Simple Blueprint communication. Please Help.

Well met,

All I want is to be able to change a variable in one blueprint from a different blue print.
The only way I have managed to get this right is when objects overlap. But I just want one blueprint to simply communicate and update with another one real time.
I’m sure this must be easy, but every tutorial on the subject seems convoluted and uses overlap.

Also, when I get this right, I would like to be able to keep a variable alive across levels. Is there a parent blueprint to the levels, so I can store it there. Global variables would be extremely useful :).

Please help in any way you can.
Thanks
Kevin Manthe

IIRC you can use Gamestate to save global variables (haven’t used it myself yet).

What kind of blueprints do you have, exactly? You will need to have a reference to make the blueprints communicate. Depending on how your game works, it’s as easy as just setting the reference in the editor. But if the blueprints are procedurally generated, you need something else, like a linetrace or an overlap.

This is a good presentation of the three types of blueprint communication:

@Kmanthe2

Make a Blueprint extending GameInstance and set it for you game as the GameInstance class to use. Put your variables here that you want to remain between levels. The Node GetGameInstance will get the GameInstance from any blueprint, then cast it to whatever you called yours.

The first part of your question doesn’t really make sense. All you need is a reference to the Blueprint that you want and you can call functions, events and set variables on it. There doesn’t have to be “communication”.

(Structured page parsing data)
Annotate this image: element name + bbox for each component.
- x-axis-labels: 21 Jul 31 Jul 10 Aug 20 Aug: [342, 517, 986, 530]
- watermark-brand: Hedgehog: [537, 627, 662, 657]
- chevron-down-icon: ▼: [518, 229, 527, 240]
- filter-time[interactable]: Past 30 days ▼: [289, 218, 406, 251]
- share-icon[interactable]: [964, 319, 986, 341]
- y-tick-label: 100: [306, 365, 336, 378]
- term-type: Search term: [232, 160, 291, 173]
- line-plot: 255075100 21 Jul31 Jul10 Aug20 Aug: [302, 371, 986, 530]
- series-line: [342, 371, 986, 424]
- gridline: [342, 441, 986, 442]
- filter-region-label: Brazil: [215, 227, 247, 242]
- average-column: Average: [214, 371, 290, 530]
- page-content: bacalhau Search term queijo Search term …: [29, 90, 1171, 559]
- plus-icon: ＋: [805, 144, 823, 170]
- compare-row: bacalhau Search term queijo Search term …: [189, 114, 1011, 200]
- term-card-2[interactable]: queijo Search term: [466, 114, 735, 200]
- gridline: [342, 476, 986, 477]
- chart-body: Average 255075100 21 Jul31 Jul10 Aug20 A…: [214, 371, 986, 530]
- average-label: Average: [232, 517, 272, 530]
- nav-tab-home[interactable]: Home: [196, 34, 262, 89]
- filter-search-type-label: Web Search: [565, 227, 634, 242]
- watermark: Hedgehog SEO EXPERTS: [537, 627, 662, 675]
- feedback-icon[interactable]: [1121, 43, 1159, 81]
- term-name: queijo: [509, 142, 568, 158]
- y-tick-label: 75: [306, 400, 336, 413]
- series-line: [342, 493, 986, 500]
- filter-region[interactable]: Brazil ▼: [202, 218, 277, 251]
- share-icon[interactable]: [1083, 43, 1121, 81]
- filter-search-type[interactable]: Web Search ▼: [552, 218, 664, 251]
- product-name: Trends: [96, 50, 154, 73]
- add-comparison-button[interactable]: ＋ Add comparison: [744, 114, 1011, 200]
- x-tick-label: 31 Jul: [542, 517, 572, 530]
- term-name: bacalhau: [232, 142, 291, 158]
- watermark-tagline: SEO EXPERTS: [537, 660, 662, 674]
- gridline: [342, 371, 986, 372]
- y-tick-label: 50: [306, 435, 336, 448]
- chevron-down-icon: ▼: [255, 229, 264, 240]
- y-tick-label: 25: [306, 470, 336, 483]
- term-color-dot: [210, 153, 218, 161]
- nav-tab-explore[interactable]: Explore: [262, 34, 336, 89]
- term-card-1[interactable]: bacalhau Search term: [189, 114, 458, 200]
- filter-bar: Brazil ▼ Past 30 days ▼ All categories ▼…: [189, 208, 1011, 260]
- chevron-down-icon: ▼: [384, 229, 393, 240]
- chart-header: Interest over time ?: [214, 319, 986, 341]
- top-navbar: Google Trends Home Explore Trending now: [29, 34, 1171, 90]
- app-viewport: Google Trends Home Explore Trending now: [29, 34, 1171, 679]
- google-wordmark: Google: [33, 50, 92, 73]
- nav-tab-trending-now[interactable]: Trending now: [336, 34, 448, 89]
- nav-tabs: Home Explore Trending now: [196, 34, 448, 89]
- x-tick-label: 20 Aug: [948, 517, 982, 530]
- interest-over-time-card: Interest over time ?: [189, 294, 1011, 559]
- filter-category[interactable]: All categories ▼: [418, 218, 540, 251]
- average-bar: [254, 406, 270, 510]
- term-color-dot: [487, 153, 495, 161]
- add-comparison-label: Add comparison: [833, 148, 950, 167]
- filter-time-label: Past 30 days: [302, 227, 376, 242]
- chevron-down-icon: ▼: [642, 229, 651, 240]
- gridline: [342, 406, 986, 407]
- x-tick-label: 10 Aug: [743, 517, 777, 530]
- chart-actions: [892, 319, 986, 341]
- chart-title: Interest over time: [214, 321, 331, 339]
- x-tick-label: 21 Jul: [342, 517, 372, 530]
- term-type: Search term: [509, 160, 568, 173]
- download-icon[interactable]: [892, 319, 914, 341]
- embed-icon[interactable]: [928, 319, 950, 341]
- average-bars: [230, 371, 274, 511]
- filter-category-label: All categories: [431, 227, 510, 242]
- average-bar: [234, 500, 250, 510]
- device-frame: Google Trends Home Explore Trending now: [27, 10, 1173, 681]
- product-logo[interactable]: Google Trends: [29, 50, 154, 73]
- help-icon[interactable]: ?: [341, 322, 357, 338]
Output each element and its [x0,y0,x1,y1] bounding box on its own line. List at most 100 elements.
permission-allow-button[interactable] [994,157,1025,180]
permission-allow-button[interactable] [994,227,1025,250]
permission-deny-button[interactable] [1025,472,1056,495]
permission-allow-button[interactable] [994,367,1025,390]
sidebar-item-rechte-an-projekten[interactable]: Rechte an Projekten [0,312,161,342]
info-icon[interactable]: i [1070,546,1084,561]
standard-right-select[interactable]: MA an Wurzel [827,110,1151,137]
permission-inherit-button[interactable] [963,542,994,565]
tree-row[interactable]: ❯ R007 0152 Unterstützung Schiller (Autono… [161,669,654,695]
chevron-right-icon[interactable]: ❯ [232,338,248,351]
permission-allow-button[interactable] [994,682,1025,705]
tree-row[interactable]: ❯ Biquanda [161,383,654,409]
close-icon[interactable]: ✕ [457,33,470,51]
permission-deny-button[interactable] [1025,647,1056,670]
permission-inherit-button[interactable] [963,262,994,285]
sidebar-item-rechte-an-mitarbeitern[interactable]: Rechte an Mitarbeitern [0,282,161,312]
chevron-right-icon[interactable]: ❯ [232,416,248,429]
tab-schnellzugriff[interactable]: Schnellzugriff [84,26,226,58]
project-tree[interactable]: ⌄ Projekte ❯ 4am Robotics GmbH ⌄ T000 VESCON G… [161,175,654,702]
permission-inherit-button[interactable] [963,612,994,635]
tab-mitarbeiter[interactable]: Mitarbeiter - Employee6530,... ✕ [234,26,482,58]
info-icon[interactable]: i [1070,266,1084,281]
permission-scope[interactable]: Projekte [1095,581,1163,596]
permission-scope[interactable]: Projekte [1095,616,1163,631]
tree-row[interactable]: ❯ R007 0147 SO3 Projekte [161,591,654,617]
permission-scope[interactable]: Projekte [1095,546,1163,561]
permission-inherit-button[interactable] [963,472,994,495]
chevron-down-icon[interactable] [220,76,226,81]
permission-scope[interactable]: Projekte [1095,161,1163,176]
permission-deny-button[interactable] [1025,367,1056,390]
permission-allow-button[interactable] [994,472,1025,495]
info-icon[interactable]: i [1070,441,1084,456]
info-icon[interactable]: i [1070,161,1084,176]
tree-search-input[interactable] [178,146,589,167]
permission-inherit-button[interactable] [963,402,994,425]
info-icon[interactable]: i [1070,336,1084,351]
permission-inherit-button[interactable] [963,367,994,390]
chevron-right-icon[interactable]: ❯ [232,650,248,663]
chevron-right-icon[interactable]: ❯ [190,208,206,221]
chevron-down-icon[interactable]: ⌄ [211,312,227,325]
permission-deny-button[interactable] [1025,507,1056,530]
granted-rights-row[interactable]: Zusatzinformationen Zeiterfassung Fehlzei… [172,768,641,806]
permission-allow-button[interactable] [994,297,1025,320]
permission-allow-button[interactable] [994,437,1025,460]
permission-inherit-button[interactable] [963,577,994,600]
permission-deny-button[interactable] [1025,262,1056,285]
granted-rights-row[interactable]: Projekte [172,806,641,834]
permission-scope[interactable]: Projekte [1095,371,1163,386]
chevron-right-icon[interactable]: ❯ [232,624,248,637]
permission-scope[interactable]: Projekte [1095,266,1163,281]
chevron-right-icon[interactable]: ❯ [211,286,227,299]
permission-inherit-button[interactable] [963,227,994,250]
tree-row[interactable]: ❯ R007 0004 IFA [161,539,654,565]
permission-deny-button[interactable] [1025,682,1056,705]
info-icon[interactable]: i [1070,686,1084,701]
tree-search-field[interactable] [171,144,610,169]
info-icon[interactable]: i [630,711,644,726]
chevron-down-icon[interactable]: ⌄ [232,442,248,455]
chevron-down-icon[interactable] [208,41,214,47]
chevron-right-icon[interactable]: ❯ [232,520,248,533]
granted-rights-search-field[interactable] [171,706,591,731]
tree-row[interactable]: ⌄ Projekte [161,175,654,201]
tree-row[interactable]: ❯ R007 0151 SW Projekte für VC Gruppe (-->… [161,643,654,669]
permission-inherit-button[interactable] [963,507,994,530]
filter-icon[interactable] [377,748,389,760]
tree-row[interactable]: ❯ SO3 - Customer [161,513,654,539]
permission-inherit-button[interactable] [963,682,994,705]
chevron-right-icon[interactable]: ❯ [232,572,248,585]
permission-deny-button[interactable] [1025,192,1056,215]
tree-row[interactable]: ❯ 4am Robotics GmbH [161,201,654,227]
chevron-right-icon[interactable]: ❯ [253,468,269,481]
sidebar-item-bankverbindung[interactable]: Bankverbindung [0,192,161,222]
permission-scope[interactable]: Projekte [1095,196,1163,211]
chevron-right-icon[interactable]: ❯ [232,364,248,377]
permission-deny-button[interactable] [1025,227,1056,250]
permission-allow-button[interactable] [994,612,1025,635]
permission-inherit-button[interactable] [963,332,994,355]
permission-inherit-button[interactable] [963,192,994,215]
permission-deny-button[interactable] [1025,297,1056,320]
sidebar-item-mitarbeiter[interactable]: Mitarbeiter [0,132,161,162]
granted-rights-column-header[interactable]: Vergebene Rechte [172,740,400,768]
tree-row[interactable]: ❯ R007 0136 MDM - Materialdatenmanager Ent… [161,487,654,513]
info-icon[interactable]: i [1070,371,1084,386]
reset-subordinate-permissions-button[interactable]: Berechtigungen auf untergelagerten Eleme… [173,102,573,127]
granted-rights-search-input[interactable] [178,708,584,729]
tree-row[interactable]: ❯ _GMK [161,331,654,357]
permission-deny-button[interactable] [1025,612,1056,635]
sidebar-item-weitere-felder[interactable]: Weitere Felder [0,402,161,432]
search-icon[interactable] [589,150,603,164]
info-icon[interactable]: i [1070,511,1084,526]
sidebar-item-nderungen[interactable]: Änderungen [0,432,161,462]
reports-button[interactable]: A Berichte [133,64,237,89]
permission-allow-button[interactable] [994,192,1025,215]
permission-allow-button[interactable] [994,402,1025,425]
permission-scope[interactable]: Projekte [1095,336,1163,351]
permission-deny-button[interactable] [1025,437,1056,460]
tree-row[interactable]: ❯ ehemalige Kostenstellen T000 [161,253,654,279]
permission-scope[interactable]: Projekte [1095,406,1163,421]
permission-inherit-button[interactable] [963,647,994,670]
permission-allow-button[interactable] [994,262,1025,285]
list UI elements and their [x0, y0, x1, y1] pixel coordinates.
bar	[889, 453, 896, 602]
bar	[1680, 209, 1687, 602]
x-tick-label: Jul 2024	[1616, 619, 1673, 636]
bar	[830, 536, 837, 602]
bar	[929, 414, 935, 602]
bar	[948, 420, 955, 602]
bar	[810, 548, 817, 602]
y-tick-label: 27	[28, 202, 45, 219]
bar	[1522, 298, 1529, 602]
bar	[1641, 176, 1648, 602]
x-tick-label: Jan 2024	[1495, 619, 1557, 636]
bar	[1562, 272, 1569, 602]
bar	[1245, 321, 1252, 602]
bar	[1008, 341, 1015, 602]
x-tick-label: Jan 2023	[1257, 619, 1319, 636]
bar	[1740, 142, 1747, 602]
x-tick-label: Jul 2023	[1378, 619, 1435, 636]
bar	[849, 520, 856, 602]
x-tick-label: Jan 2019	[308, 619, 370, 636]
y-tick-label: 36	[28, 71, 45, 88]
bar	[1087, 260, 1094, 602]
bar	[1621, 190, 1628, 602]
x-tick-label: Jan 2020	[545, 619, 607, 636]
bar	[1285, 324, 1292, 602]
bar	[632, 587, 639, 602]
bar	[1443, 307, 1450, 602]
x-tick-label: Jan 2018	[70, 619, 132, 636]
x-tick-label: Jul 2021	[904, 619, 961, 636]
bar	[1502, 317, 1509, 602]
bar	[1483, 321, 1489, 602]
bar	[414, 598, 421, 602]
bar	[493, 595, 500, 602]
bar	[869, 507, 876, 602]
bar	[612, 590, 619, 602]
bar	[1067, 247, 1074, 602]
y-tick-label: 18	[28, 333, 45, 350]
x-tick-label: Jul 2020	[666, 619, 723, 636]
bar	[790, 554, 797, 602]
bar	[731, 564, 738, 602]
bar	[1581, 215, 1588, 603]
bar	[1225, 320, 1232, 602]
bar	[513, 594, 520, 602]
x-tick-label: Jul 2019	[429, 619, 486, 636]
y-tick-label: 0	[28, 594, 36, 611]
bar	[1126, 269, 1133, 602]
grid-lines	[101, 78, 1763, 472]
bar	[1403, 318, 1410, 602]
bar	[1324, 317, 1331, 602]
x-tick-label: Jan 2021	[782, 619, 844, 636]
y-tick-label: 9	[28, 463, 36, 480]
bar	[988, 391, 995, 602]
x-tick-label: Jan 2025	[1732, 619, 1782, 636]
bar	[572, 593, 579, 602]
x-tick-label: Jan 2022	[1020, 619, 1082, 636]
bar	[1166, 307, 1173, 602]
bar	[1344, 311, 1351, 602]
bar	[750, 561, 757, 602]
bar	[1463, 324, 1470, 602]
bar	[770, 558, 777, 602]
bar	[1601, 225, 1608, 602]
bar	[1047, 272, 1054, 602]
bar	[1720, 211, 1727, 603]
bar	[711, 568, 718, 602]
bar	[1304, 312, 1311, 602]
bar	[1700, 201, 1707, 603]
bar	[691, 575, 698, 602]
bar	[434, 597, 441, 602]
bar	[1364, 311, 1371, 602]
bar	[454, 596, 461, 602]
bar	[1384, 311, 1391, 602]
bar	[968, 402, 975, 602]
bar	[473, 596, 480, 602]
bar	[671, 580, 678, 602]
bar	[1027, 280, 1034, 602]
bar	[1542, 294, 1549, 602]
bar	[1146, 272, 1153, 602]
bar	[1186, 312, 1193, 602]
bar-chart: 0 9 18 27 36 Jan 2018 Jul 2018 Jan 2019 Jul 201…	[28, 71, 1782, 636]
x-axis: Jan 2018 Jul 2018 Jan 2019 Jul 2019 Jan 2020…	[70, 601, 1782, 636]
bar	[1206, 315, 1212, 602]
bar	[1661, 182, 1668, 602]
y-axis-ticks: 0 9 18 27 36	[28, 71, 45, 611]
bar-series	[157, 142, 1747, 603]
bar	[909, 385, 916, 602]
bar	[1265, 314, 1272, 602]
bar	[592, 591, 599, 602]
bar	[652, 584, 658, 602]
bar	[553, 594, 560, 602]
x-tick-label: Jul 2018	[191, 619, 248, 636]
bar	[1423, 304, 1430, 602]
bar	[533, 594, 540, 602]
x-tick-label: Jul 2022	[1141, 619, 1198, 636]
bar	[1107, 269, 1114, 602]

> _ACTIONS TO TAKE_
1 – Summarize the forum thread on blueprint communication in two sentences.
2 – Answer these questions using the forum thread on blueprint communication:
(a) What is the only way the poster has managed to get blueprints to communicate?
(b) According to the first reply, what is needed if the blueprints are procedurally generated?
(c) Which node retrieves the GameInstance from any blueprint?
3 – Continue the forum thread on blueprint communication from where it stops.

> _RESULTS IN ORDER_
1 – A poster wants to change a variable in one blueprint from another in real time without relying on overlap, and also wants to keep a variable alive across levels. The replies state that a reference to the target blueprint is all that is needed to call functions, events and set variables on it, and they suggest storing persistent variables in Gamestate or in a Blueprint extending GameInstance, retrieved with the GetGameInstance node.

2 –
(a) When objects overlap.
(b) Something else, such as a linetrace or an overlap.
(c) GetGameInstance.

3 –
You need to decide how to get the reference. This depends on what type of Blueprint it is, if it’s an object in the level that you interact with then use the best method that makes sense, such as if the player bumps into it, shoots it, or a mouse click on it etc. That is up to you to decide.

If it’s an invisible thing that just stores some sort of GameState, honestly you’d be better off extending the GameState class and putting your variable’s and functions there. You can get the GameState at any time with the Node GetGameState, then cast to what you called yours. You need to set your game to use your custom GameState class.

There are hacks you can do, like GetAllActorsOfClass and just use the first one, but that’s sloppy and it’s possible you will have more than one instance and they you will start to get weird bugs.

Thank you guys so very much! Game Instance is exactly what I needed.

I needed a separate script to store the score variable that my character was passing, then I needed to be able to send it to my score screen level. Mission accomplished.